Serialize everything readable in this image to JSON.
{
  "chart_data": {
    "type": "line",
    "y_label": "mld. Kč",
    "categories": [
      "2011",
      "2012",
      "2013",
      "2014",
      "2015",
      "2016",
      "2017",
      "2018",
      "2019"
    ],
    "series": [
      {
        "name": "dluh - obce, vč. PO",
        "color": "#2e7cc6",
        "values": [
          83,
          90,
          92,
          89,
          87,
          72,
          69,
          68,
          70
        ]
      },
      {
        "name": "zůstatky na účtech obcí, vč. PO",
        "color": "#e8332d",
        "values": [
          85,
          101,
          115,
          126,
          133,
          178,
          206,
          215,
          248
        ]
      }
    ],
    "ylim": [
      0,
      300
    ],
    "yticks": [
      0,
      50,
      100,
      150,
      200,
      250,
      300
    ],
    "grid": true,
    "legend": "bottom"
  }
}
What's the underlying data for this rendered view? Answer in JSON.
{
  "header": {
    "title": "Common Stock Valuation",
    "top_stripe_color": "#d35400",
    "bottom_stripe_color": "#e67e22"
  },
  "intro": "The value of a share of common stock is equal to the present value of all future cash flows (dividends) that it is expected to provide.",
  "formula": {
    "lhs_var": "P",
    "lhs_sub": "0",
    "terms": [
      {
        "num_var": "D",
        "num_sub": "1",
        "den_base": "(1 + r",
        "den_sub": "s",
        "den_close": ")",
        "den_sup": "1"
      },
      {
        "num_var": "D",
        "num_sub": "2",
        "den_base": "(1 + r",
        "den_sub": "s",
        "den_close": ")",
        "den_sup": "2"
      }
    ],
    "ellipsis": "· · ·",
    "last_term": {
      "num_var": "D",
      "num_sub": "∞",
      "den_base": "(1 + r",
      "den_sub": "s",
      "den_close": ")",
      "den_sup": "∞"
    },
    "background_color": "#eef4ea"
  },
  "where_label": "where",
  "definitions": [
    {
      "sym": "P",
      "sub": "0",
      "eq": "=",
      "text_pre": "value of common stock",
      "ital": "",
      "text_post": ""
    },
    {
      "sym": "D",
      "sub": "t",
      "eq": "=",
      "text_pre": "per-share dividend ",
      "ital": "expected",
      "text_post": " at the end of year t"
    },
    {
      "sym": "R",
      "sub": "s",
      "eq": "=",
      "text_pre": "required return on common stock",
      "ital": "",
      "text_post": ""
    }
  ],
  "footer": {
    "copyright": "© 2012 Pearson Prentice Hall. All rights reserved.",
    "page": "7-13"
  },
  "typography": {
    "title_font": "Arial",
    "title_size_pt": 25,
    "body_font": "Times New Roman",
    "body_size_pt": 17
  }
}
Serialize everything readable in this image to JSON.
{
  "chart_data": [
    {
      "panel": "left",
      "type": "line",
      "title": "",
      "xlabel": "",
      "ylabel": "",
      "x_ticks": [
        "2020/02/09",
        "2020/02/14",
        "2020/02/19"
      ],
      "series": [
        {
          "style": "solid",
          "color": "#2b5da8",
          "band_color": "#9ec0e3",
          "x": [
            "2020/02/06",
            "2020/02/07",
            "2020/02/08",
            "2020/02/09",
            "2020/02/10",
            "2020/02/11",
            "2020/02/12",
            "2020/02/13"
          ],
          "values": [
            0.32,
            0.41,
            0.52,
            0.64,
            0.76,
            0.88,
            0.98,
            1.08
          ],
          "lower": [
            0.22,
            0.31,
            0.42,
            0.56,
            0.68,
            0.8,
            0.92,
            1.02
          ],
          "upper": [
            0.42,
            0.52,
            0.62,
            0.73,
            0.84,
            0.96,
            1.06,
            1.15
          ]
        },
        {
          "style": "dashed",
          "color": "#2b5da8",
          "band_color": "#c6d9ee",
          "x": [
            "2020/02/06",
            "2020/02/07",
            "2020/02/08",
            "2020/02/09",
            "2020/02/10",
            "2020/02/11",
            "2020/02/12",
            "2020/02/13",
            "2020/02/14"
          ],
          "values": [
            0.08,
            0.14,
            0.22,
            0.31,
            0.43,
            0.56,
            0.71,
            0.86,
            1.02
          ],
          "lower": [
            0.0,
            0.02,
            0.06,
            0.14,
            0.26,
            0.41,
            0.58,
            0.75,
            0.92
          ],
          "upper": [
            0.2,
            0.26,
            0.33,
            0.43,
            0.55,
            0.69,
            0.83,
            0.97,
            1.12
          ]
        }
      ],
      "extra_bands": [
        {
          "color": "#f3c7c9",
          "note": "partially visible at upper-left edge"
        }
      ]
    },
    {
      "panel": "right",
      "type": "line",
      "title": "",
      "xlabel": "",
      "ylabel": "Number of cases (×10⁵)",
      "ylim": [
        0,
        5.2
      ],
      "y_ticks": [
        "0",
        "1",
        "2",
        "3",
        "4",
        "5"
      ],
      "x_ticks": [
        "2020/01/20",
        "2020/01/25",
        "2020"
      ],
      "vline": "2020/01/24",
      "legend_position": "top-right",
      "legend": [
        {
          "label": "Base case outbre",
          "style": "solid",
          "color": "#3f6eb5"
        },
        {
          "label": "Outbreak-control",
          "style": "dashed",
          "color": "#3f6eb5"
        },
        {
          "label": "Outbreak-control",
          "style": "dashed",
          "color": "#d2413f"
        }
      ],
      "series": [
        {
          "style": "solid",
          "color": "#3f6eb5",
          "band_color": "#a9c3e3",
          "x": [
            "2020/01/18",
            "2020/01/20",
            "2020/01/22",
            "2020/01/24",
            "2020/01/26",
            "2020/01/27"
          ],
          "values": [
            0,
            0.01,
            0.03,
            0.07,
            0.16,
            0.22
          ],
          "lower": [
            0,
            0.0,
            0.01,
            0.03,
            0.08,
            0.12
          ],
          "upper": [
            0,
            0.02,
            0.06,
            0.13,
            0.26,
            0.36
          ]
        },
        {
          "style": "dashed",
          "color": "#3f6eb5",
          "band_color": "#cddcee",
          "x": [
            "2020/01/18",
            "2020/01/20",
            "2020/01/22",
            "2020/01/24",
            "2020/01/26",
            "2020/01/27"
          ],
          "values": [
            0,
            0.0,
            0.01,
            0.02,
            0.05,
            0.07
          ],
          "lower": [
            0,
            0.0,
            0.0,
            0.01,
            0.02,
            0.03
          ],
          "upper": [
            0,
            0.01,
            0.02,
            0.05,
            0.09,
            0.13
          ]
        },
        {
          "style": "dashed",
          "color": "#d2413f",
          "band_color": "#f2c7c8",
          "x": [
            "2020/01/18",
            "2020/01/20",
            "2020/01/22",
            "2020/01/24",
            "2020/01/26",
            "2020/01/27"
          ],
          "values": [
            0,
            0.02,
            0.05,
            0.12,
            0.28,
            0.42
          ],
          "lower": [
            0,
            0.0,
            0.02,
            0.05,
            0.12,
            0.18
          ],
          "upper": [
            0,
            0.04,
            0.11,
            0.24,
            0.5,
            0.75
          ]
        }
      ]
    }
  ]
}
= = =
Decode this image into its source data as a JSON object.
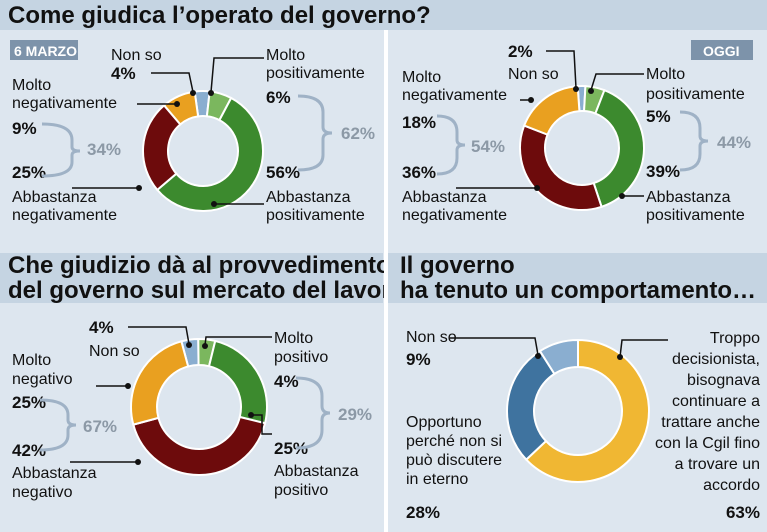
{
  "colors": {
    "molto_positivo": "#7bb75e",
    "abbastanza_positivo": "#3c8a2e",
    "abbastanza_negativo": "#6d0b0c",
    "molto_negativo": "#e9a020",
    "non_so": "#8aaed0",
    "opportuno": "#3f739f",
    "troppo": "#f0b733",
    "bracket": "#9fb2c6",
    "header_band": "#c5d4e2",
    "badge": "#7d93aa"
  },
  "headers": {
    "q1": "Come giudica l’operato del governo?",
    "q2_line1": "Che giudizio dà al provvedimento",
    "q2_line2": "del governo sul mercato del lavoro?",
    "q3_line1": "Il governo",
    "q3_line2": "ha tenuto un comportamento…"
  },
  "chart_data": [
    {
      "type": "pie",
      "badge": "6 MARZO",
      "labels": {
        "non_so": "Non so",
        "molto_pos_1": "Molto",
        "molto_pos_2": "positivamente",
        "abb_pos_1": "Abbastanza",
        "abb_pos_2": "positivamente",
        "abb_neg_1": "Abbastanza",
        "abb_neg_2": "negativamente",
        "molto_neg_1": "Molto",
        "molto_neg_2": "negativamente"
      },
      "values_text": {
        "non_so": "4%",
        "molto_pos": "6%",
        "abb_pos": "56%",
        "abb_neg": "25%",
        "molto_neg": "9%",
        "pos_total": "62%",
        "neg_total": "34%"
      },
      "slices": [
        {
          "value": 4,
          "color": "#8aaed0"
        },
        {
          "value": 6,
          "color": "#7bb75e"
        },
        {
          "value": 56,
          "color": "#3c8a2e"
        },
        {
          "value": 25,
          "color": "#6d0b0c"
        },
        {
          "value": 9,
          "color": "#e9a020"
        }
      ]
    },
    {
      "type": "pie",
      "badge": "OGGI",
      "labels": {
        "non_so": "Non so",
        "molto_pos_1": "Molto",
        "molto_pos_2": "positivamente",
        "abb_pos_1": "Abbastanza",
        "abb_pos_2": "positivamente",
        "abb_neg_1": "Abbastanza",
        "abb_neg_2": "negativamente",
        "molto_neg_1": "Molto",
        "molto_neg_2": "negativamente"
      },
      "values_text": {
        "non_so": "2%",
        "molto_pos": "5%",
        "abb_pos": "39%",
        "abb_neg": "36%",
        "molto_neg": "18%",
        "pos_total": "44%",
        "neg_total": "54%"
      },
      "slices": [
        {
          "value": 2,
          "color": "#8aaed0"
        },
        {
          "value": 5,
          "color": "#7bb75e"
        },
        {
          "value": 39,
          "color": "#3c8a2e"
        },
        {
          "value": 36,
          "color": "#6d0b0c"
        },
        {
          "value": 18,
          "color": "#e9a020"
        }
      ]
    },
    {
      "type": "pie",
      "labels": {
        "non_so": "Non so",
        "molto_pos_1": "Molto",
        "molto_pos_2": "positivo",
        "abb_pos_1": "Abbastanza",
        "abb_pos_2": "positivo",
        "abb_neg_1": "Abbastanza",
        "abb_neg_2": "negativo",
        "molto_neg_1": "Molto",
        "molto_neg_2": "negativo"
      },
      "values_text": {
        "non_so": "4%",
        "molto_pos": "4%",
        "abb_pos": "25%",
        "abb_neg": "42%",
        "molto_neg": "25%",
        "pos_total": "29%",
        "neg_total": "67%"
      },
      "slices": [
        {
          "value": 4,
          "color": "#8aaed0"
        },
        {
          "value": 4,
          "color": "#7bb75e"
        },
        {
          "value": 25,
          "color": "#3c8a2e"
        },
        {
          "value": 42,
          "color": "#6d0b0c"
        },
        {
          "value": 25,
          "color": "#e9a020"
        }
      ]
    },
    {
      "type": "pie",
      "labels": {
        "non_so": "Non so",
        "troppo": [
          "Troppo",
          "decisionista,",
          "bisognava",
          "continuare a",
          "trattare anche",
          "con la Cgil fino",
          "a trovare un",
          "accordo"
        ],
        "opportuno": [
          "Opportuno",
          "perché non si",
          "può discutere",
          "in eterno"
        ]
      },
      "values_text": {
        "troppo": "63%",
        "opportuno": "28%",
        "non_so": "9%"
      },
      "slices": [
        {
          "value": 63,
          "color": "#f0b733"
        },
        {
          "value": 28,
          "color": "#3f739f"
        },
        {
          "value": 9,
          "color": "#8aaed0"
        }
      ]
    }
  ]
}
= = =
In the entries above, identify each line that includes the string "share", then copy it.

  "intro": "The value of a share of common stock is equal to the present value of all future cash flows (dividends) that it is expected to provide.",
      "text_pre": "per-share dividend ",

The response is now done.